Short task: Report, word for word, every line of the material that contains "COMPARTMENT".

Dataset items
——————————
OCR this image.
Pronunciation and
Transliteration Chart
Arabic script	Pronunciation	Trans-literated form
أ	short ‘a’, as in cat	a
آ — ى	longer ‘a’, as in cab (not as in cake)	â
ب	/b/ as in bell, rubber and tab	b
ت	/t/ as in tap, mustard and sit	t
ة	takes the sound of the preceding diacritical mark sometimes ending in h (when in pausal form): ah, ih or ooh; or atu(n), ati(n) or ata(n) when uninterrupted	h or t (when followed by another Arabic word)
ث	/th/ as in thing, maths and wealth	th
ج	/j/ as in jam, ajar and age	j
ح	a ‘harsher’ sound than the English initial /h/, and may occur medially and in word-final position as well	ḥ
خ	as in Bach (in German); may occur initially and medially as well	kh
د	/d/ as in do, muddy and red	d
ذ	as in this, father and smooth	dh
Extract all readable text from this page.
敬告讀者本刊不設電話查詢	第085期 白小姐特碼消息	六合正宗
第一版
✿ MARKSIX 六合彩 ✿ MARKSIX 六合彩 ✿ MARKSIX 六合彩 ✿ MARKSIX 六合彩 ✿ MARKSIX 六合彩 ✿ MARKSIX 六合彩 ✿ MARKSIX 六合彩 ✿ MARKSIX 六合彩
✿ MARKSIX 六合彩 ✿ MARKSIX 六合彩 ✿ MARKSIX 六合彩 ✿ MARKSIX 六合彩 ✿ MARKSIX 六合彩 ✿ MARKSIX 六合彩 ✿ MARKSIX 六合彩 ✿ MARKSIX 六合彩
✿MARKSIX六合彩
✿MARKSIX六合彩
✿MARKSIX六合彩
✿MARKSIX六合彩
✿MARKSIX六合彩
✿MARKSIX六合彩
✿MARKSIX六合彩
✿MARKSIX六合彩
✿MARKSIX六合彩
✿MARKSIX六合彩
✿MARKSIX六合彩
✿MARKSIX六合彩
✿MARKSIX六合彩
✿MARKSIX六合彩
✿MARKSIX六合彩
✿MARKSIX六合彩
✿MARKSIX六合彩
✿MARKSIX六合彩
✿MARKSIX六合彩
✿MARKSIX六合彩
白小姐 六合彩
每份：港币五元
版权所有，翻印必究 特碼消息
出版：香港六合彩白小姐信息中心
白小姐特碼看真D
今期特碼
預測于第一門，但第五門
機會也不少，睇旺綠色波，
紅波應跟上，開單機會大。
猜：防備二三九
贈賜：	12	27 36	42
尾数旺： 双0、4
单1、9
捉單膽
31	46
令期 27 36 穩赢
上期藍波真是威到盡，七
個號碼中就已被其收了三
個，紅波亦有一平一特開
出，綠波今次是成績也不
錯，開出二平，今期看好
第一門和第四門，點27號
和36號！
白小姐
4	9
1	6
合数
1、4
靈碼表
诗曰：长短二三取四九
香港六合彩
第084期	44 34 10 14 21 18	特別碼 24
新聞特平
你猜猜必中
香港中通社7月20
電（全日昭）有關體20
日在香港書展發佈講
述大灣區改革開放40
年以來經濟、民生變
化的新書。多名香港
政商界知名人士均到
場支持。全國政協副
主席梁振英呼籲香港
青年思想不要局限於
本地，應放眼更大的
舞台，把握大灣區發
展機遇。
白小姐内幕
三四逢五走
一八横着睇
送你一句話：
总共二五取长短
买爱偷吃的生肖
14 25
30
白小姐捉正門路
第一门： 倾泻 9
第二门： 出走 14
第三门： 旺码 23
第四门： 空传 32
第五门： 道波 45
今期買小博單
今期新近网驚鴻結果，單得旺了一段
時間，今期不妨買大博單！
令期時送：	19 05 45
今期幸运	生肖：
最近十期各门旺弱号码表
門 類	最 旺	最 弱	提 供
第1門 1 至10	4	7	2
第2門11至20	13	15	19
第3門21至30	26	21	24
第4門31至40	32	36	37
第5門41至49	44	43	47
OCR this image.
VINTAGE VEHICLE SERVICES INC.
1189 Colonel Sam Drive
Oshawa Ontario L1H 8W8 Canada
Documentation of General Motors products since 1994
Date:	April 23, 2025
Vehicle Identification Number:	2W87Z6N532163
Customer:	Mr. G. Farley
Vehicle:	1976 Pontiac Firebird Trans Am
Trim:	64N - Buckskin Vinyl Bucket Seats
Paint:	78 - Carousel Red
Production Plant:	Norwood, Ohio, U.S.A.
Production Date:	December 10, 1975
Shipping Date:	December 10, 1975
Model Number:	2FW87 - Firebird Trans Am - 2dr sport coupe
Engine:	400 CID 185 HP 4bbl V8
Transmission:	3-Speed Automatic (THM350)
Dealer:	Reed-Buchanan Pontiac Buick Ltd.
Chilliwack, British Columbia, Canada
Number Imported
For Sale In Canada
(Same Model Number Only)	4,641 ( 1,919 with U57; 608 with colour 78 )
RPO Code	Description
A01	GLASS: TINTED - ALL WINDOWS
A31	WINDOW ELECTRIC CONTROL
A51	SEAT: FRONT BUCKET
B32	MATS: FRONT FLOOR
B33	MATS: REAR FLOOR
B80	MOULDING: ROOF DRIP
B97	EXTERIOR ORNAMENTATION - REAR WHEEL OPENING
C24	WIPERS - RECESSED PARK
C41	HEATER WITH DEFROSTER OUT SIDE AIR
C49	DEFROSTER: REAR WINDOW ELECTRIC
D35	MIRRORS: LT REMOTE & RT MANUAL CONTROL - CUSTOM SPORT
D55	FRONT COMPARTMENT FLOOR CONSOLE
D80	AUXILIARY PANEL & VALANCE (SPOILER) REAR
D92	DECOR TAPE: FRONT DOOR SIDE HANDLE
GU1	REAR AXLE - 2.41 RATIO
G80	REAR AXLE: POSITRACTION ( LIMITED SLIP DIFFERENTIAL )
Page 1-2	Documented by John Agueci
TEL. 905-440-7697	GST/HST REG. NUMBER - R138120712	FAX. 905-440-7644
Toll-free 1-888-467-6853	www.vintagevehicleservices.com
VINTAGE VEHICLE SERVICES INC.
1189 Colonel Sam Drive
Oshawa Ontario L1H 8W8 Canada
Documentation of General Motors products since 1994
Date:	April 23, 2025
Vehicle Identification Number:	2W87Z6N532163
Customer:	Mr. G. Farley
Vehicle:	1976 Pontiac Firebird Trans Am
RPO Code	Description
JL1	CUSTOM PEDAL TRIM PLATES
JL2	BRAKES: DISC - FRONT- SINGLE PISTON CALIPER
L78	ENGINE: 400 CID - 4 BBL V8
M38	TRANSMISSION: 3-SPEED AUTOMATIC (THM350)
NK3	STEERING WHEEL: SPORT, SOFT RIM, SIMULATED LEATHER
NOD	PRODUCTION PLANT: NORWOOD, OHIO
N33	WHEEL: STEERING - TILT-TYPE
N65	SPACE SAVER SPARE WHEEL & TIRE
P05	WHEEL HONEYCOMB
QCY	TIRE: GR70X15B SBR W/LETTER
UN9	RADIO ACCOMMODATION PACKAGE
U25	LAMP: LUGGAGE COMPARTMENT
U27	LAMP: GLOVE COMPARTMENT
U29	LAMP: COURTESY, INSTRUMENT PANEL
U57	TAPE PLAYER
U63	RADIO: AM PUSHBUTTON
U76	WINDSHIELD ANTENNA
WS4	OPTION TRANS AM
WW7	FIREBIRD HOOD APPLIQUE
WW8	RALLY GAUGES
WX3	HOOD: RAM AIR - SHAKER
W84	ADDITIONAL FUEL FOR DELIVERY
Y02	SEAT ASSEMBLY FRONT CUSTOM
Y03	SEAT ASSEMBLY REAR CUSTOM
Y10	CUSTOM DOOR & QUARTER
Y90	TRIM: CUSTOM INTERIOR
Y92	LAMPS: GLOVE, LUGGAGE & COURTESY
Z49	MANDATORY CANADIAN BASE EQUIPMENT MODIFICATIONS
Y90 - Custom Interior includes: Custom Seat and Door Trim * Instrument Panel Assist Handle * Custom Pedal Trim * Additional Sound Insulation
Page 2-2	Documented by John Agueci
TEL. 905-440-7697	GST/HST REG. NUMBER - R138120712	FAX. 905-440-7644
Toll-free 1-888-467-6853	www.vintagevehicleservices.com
——————————
Final result:
D55	FRONT COMPARTMENT FLOOR CONSOLE
U25	LAMP: LUGGAGE COMPARTMENT
U27	LAMP: GLOVE COMPARTMENT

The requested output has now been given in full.